## Set problem
Can you copy, word for word, the part of the listing that opens with the line containing "ask-level-row[interactable]: 卖7 31.54" and closes with the line containing "order-icon — [330, 2149, 374, 2200]", including both of those lines?
● ● ● ● ● ● ●
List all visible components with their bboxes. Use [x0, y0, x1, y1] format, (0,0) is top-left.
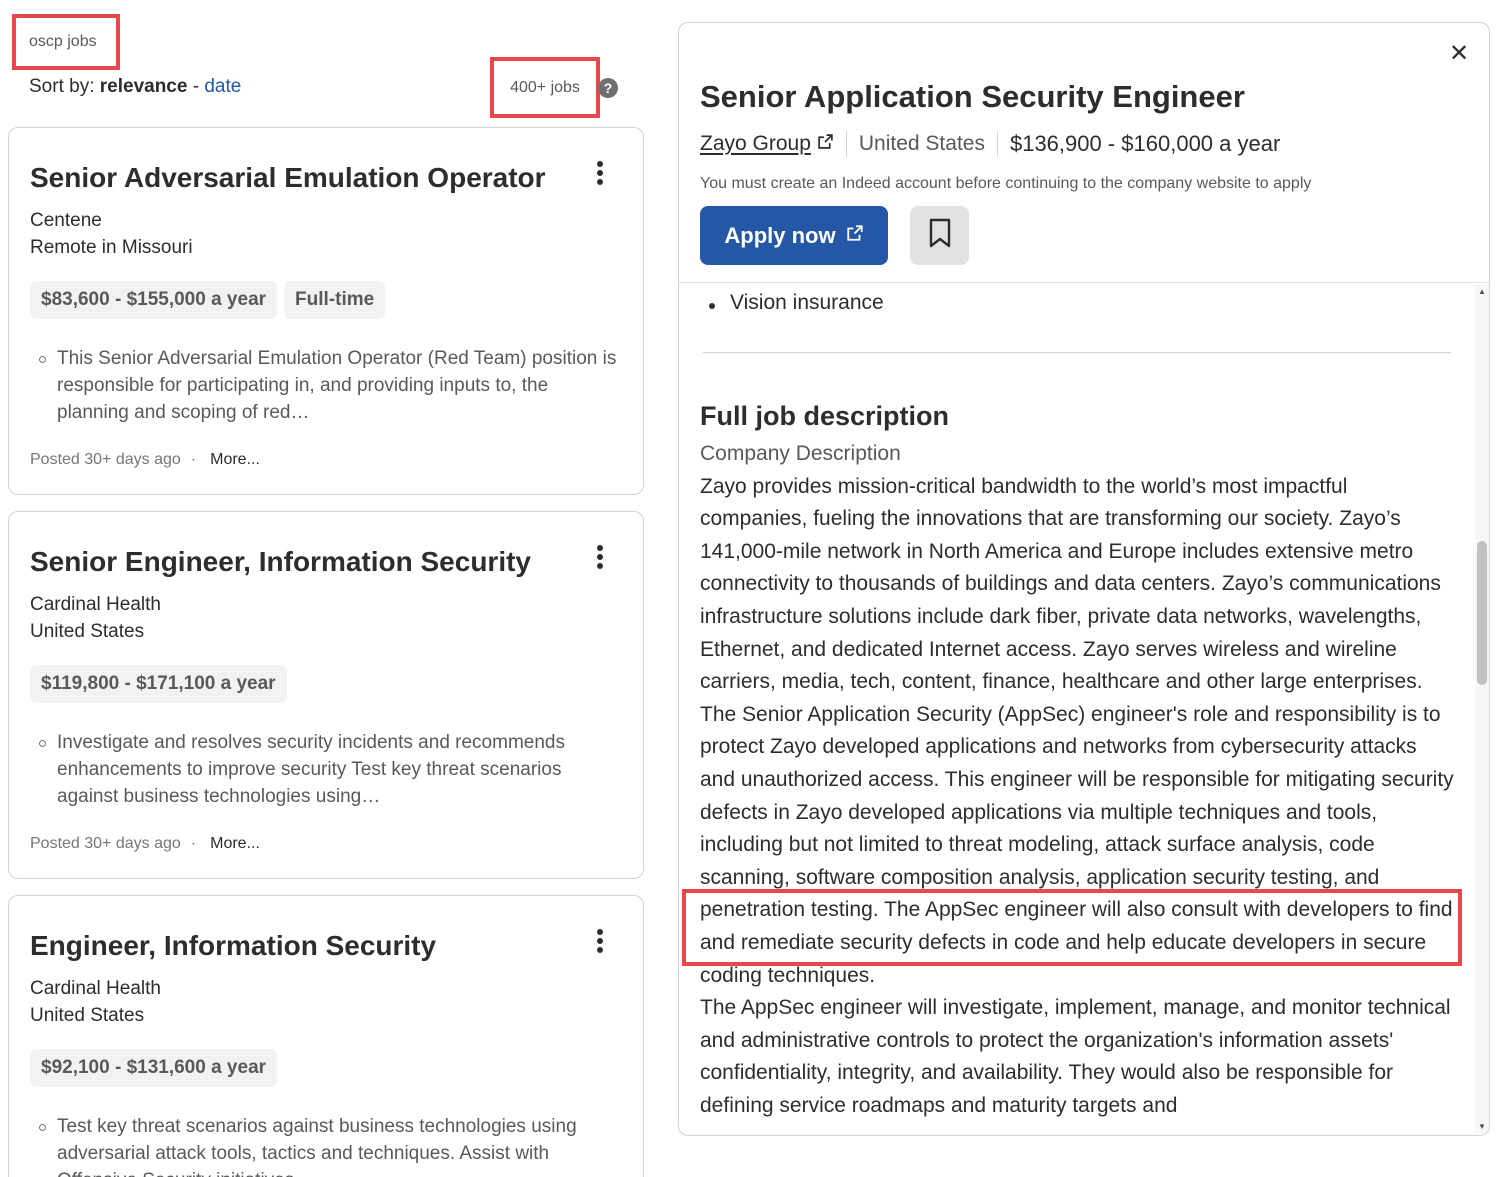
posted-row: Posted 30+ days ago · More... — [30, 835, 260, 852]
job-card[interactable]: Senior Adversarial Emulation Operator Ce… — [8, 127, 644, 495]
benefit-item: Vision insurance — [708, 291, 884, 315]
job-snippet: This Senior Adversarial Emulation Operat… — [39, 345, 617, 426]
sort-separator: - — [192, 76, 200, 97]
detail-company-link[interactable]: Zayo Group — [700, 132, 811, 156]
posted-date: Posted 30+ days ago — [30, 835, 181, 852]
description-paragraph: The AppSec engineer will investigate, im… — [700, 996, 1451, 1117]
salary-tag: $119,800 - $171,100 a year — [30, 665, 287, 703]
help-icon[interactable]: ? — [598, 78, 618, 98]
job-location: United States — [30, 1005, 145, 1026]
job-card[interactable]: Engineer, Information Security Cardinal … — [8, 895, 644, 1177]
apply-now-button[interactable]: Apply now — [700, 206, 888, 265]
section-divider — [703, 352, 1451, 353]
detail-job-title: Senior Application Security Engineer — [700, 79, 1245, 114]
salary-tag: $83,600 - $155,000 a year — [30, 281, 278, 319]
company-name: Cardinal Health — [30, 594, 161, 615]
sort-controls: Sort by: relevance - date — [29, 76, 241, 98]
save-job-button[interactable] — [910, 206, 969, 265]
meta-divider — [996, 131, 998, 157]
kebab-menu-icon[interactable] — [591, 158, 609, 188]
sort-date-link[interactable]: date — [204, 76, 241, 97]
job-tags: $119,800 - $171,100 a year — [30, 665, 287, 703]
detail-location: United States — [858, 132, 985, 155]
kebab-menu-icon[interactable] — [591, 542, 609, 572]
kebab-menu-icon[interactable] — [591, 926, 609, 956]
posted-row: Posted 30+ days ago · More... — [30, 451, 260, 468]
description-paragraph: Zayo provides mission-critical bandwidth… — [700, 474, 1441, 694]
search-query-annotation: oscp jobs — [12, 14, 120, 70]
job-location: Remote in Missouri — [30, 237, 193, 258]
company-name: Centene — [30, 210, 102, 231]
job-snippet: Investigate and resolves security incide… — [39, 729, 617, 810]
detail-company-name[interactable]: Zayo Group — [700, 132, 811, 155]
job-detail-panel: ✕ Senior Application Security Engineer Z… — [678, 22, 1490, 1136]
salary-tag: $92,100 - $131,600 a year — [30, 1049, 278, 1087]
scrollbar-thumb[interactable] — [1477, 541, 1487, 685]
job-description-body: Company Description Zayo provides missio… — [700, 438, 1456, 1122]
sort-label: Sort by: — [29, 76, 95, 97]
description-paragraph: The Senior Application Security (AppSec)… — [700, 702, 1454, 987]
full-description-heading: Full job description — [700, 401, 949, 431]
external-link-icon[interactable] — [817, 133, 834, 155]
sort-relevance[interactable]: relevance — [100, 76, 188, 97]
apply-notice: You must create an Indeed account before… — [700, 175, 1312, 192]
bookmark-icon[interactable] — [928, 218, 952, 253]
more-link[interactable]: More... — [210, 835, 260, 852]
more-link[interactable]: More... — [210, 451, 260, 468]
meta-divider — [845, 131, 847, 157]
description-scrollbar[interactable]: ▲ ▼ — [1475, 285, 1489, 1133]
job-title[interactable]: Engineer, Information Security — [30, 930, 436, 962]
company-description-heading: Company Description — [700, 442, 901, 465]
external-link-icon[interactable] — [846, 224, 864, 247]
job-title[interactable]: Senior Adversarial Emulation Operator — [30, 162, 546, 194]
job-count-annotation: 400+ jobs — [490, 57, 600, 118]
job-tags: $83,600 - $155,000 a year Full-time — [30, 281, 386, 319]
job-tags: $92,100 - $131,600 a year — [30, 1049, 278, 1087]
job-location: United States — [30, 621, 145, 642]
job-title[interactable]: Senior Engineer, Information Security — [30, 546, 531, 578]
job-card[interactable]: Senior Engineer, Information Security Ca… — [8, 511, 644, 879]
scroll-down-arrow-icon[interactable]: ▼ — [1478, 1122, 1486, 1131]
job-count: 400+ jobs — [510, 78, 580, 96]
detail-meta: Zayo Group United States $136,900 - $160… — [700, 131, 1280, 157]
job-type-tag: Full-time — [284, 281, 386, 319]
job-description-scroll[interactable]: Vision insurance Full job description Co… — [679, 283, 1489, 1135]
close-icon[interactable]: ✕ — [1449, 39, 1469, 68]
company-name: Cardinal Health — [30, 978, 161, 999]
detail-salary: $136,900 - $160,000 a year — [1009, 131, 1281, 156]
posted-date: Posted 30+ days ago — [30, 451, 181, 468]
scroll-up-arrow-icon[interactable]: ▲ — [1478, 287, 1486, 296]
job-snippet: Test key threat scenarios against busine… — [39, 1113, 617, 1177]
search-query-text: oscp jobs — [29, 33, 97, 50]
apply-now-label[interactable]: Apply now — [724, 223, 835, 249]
● ● ● ● ● ● ●
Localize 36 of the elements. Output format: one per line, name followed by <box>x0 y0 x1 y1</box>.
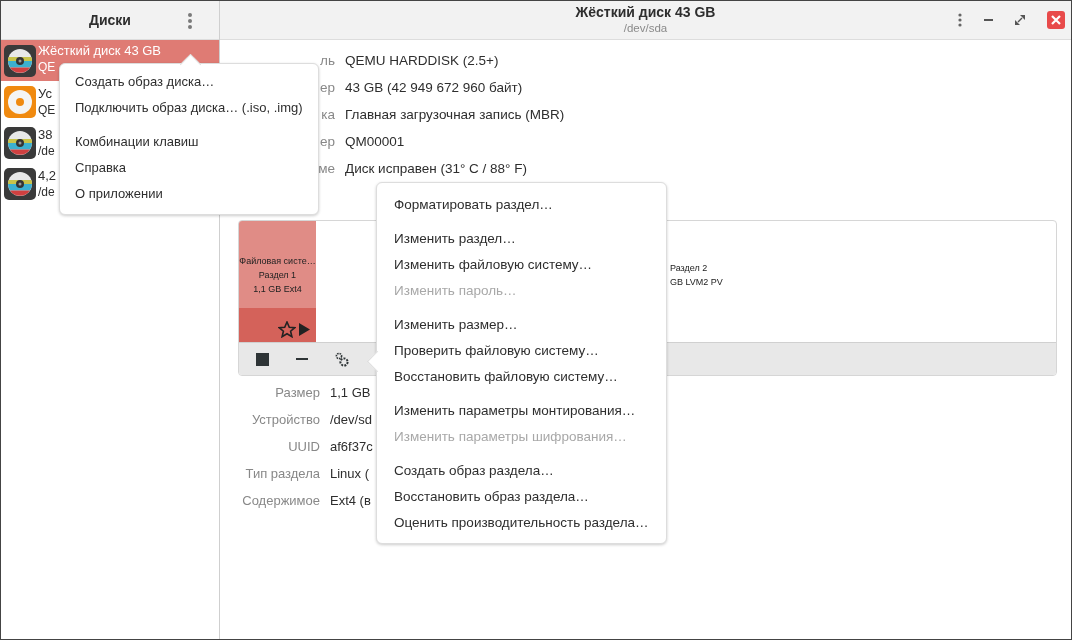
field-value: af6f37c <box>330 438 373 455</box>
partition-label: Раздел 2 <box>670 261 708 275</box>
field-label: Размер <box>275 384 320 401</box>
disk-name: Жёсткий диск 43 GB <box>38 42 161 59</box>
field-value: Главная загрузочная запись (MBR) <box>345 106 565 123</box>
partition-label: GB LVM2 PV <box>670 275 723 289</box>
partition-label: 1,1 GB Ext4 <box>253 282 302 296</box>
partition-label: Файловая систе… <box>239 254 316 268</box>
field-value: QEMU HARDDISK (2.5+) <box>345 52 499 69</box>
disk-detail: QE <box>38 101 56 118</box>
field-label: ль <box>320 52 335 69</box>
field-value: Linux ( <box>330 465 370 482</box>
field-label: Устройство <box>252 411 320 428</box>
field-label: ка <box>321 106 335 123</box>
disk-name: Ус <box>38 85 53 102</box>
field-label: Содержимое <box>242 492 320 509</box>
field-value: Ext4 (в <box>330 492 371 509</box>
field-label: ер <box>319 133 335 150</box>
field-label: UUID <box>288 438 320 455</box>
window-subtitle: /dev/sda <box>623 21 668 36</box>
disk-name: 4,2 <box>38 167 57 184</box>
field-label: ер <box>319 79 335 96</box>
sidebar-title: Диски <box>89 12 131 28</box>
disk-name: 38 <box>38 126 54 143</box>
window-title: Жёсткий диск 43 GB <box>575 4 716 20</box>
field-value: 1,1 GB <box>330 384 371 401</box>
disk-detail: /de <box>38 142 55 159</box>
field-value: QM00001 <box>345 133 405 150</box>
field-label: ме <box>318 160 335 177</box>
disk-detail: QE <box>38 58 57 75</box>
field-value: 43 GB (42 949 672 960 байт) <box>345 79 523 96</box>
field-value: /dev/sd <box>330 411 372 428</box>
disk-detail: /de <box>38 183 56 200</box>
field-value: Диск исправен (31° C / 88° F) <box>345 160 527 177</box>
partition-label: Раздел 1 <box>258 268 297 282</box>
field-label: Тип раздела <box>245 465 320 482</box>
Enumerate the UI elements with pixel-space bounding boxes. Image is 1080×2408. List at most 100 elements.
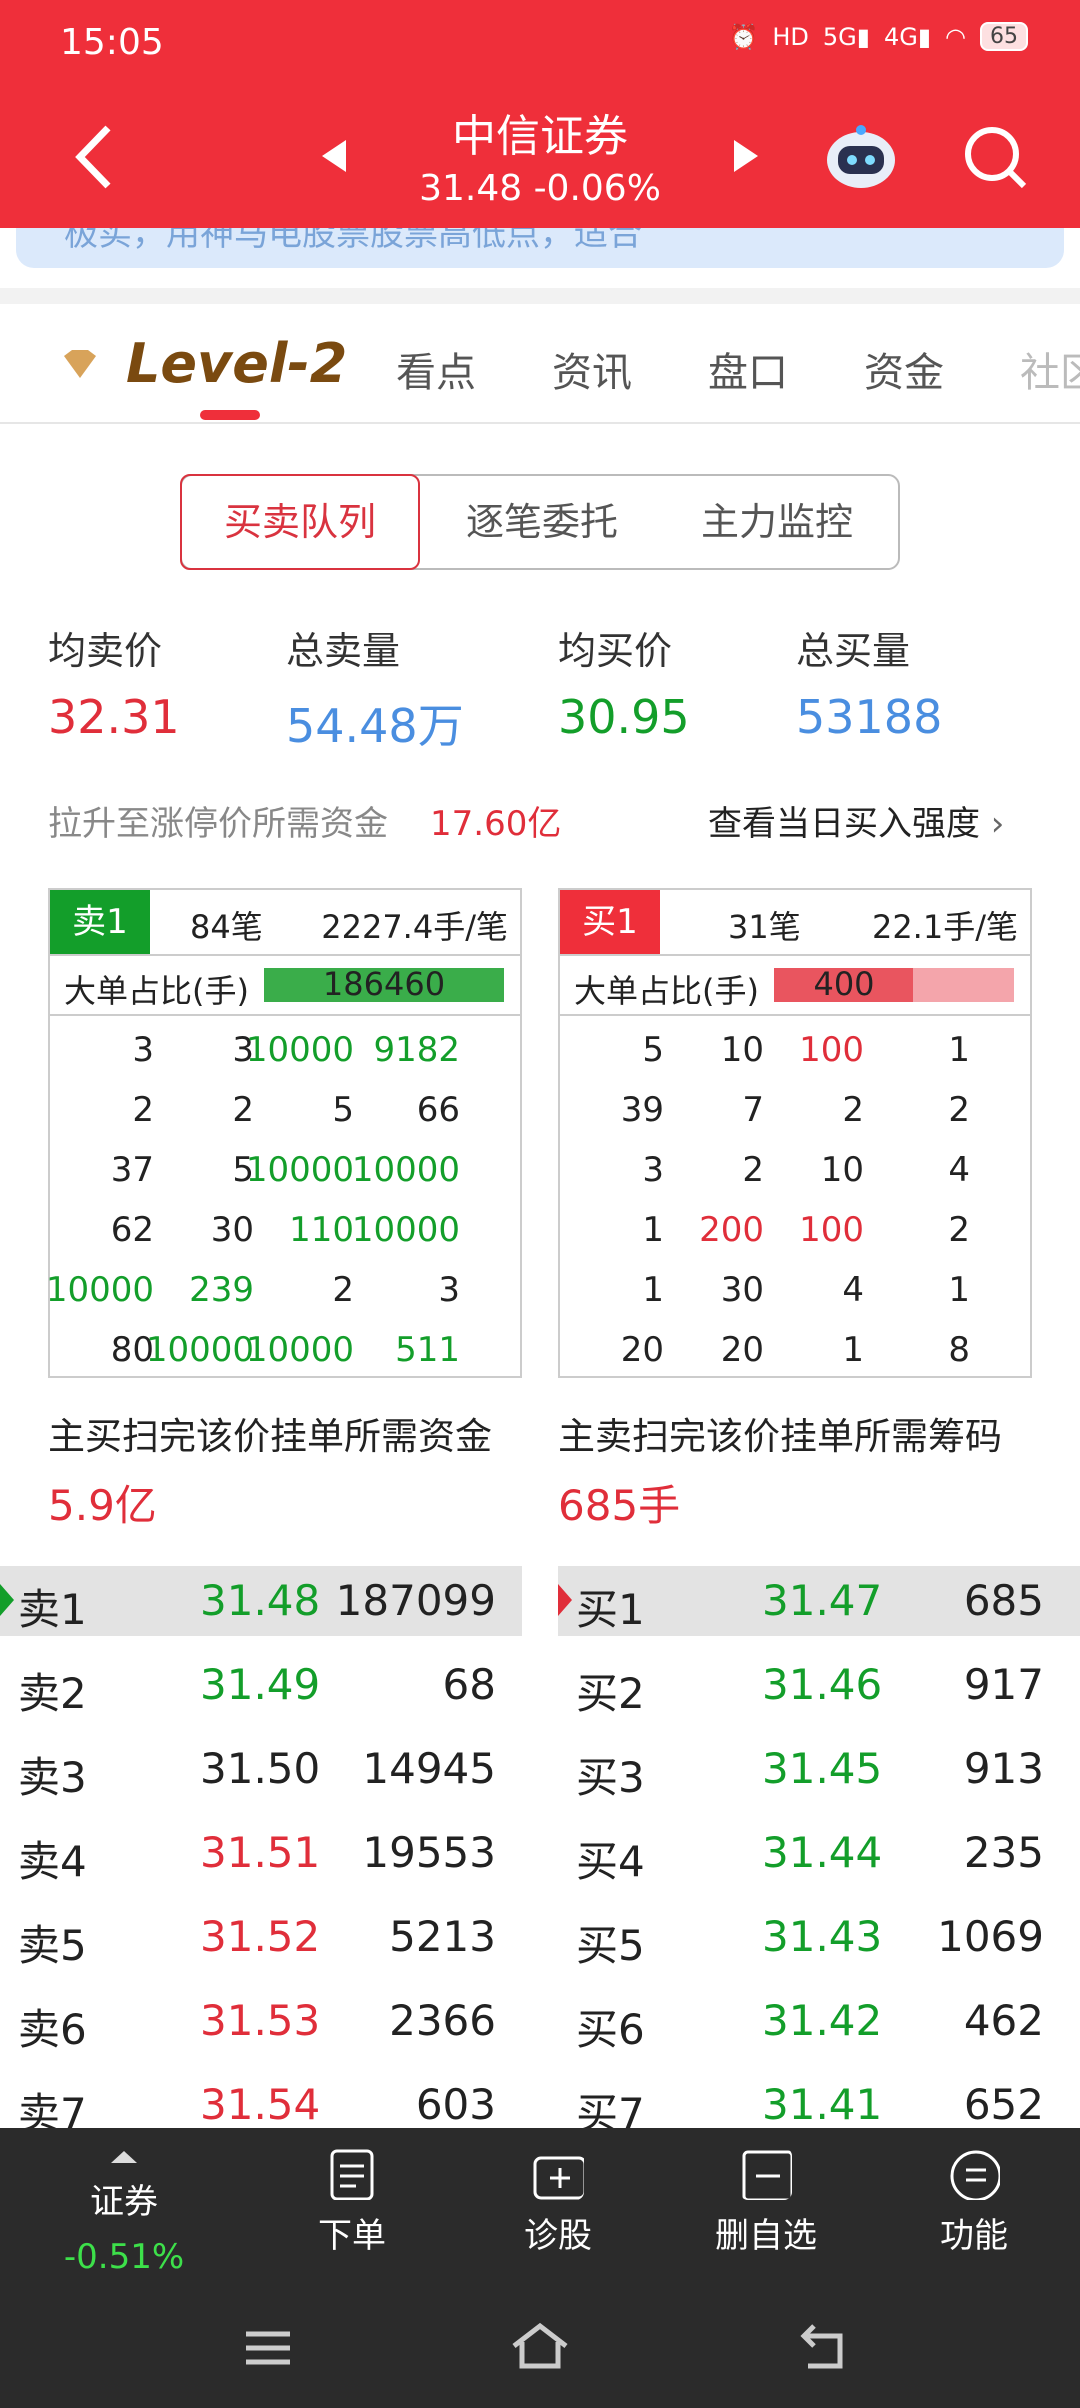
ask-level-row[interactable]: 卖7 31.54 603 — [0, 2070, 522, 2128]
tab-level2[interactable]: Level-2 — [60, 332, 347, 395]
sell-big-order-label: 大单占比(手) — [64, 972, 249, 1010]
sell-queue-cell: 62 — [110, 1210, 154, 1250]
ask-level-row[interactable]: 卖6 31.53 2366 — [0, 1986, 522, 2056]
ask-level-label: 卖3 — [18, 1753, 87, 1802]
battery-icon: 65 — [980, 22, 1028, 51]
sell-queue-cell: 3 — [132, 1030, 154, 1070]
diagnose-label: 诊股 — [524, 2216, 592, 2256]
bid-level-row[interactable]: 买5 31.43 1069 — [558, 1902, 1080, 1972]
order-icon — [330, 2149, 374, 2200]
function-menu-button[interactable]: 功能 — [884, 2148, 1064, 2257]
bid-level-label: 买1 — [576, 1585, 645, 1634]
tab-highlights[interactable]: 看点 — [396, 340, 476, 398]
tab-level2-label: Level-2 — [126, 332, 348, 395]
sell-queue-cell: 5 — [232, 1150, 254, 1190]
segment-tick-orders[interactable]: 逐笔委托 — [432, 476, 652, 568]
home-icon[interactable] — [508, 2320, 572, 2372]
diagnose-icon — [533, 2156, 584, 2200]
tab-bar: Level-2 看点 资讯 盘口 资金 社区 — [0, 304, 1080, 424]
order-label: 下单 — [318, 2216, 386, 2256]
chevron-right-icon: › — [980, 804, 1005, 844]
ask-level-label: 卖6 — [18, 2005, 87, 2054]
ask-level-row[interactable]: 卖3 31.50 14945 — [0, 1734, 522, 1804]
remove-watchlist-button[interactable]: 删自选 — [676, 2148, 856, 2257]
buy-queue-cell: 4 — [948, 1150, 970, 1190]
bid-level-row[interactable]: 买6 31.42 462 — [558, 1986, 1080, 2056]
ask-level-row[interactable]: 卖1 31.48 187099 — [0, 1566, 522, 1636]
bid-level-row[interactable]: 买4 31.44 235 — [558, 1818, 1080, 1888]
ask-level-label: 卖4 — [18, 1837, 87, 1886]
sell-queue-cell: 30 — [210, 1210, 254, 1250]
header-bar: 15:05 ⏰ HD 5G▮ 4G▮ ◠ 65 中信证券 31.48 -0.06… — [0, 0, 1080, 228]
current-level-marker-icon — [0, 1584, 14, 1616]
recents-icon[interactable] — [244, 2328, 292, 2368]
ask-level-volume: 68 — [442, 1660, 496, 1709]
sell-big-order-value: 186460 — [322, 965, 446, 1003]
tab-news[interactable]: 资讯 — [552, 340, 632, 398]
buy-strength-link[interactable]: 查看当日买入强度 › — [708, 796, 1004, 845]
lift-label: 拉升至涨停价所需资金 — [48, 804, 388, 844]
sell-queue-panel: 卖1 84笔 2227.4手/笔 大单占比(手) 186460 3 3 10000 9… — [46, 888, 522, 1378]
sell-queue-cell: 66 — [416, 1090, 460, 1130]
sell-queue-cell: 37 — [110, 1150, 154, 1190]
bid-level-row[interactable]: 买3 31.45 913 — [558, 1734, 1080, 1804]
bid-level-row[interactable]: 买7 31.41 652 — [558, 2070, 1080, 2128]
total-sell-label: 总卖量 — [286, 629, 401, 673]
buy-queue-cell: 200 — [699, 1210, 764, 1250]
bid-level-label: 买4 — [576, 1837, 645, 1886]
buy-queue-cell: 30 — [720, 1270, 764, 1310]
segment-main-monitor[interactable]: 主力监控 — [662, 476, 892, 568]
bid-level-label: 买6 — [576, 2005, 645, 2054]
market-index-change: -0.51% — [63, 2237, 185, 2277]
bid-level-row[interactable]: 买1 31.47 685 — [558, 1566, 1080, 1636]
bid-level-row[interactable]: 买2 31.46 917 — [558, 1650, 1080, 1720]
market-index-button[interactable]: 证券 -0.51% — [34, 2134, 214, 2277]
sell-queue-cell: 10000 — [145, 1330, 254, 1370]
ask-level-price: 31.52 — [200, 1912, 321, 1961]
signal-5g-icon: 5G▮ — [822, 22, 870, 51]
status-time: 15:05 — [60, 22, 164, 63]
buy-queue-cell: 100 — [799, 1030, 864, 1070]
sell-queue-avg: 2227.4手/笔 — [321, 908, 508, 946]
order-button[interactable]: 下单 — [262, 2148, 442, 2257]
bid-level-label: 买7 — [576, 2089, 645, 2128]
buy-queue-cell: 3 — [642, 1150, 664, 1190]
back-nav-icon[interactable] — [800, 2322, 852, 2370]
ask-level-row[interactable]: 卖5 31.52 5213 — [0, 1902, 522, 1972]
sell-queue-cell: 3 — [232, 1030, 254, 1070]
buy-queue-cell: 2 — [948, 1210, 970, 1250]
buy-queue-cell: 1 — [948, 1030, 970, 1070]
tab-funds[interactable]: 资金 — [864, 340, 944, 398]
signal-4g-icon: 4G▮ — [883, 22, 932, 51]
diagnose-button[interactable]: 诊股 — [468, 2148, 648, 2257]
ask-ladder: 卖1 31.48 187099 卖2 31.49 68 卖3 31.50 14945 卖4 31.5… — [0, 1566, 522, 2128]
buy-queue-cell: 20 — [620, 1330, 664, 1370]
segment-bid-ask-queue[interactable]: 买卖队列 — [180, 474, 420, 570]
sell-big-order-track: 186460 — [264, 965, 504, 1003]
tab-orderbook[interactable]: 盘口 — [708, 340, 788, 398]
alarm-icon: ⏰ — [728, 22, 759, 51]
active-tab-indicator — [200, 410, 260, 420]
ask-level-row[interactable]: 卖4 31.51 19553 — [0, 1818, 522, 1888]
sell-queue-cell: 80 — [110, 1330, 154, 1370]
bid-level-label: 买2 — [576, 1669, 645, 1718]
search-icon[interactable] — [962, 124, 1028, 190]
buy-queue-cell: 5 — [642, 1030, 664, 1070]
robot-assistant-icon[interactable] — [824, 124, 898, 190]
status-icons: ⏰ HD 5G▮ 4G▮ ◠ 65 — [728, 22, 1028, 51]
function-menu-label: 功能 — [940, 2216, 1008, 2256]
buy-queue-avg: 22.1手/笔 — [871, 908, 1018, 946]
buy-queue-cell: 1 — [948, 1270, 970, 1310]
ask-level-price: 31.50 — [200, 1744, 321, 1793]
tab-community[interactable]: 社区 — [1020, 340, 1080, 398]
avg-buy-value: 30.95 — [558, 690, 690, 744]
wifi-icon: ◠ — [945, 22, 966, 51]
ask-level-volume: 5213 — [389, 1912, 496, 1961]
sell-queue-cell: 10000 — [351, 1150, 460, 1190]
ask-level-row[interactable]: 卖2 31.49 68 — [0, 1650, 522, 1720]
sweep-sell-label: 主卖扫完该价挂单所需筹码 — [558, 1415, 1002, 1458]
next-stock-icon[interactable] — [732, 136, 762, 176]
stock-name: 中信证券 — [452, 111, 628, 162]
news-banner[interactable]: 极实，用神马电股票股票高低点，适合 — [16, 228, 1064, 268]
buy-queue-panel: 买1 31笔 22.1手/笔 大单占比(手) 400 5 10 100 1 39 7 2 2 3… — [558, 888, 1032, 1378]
● ● ● ● ● ● ●
## Correct answer
ask-level-row[interactable]: 卖7 31.54 603 — [0, 2070, 522, 2128]
tab-level2[interactable]: Level-2 — [60, 332, 347, 395]
sell-big-order-label: 大单占比(手) — [64, 972, 249, 1010]
sell-queue-cell: 62 — [110, 1210, 154, 1250]
ask-level-row[interactable]: 卖6 31.53 2366 — [0, 1986, 522, 2056]
ask-level-label: 卖3 — [18, 1753, 87, 1802]
battery-icon: 65 — [980, 22, 1028, 51]
sell-queue-cell: 3 — [132, 1030, 154, 1070]
diagnose-label: 诊股 — [524, 2216, 592, 2256]
bid-level-row[interactable]: 买5 31.43 1069 — [558, 1902, 1080, 1972]
order-icon — [330, 2149, 374, 2200]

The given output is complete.